> [Required work]: Your task is to copy the material exactly.

> [Dataset records]:
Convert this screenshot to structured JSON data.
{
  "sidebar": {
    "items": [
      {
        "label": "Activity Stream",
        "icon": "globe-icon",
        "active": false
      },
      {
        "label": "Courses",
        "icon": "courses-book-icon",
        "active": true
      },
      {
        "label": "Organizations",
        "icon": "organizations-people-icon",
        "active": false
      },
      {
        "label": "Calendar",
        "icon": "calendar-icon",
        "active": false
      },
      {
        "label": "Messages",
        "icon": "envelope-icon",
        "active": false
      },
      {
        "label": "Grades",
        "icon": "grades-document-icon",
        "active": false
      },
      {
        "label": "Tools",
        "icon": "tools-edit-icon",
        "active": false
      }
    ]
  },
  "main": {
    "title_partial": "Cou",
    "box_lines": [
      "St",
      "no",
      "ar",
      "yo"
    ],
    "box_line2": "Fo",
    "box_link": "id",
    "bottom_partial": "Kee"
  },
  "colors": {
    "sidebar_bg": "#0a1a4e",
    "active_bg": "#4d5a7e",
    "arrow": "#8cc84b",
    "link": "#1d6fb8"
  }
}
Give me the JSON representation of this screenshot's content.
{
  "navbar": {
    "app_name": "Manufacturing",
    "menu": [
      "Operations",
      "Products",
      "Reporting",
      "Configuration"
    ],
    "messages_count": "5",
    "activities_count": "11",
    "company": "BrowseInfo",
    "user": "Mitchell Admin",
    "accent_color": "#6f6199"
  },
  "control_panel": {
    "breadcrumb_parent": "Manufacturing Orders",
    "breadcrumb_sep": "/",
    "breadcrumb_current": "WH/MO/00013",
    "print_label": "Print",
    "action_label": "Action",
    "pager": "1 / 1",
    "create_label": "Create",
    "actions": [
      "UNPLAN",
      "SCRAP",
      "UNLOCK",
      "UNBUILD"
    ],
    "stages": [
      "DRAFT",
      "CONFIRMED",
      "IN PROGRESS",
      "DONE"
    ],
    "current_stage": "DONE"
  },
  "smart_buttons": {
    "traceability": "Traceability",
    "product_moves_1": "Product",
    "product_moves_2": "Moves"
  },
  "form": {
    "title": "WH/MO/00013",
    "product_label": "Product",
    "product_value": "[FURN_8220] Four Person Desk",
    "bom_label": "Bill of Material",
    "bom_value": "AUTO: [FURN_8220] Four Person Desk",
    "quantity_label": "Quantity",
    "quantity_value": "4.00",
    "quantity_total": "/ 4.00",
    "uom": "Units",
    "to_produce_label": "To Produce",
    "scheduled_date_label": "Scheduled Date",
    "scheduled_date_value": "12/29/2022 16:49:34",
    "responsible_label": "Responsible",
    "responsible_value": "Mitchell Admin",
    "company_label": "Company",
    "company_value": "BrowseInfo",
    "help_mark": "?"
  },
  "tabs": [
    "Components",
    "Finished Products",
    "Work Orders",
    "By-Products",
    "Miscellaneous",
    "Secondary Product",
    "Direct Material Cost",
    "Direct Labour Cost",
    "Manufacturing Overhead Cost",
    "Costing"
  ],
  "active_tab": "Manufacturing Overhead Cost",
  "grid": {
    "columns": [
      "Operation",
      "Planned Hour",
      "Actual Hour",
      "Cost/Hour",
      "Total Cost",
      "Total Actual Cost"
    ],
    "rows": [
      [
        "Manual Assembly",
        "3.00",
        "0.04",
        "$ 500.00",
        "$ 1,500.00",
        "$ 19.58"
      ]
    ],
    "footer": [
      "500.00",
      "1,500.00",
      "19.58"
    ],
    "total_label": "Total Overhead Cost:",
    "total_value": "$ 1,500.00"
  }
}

> [Final result]:
Convert this screenshot to structured JSON data.
{
  "sidebar": {
    "items": [
      {
        "label": "Activity Stream",
        "icon": "globe-icon",
        "active": false
      },
      {
        "label": "Courses",
        "icon": "courses-book-icon",
        "active": true
      },
      {
        "label": "Organizations",
        "icon": "organizations-people-icon",
        "active": false
      },
      {
        "label": "Calendar",
        "icon": "calendar-icon",
        "active": false
      },
      {
        "label": "Messages",
        "icon": "envelope-icon",
        "active": false
      },
      {
        "label": "Grades",
        "icon": "grades-document-icon",
        "active": false
      },
      {
        "label": "Tools",
        "icon": "tools-edit-icon",
        "active": false
      }
    ]
  },
  "main": {
    "title_partial": "Cou",
    "box_lines": [
      "St",
      "no",
      "ar",
      "yo"
    ],
    "box_line2": "Fo",
    "box_link": "id",
    "bottom_partial": "Kee"
  },
  "colors": {
    "sidebar_bg": "#0a1a4e",
    "active_bg": "#4d5a7e",
    "arrow": "#8cc84b",
    "link": "#1d6fb8"
  }
}
Give me the JSON representation of this screenshot's content.
{
  "navbar": {
    "app_name": "Manufacturing",
    "menu": [
      "Operations",
      "Products",
      "Reporting",
      "Configuration"
    ],
    "messages_count": "5",
    "activities_count": "11",
    "company": "BrowseInfo",
    "user": "Mitchell Admin",
    "accent_color": "#6f6199"
  },
  "control_panel": {
    "breadcrumb_parent": "Manufacturing Orders",
    "breadcrumb_sep": "/",
    "breadcrumb_current": "WH/MO/00013",
    "print_label": "Print",
    "action_label": "Action",
    "pager": "1 / 1",
    "create_label": "Create",
    "actions": [
      "UNPLAN",
      "SCRAP",
      "UNLOCK",
      "UNBUILD"
    ],
    "stages": [
      "DRAFT",
      "CONFIRMED",
      "IN PROGRESS",
      "DONE"
    ],
    "current_stage": "DONE"
  },
  "smart_buttons": {
    "traceability": "Traceability",
    "product_moves_1": "Product",
    "product_moves_2": "Moves"
  },
  "form": {
    "title": "WH/MO/00013",
    "product_label": "Product",
    "product_value": "[FURN_8220] Four Person Desk",
    "bom_label": "Bill of Material",
    "bom_value": "AUTO: [FURN_8220] Four Person Desk",
    "quantity_label": "Quantity",
    "quantity_value": "4.00",
    "quantity_total": "/ 4.00",
    "uom": "Units",
    "to_produce_label": "To Produce",
    "scheduled_date_label": "Scheduled Date",
    "scheduled_date_value": "12/29/2022 16:49:34",
    "responsible_label": "Responsible",
    "responsible_value": "Mitchell Admin",
    "company_label": "Company",
    "company_value": "BrowseInfo",
    "help_mark": "?"
  },
  "tabs": [
    "Components",
    "Finished Products",
    "Work Orders",
    "By-Products",
    "Miscellaneous",
    "Secondary Product",
    "Direct Material Cost",
    "Direct Labour Cost",
    "Manufacturing Overhead Cost",
    "Costing"
  ],
  "active_tab": "Manufacturing Overhead Cost",
  "grid": {
    "columns": [
      "Operation",
      "Planned Hour",
      "Actual Hour",
      "Cost/Hour",
      "Total Cost",
      "Total Actual Cost"
    ],
    "rows": [
      [
        "Manual Assembly",
        "3.00",
        "0.04",
        "$ 500.00",
        "$ 1,500.00",
        "$ 19.58"
      ]
    ],
    "footer": [
      "500.00",
      "1,500.00",
      "19.58"
    ],
    "total_label": "Total Overhead Cost:",
    "total_value": "$ 1,500.00"
  }
}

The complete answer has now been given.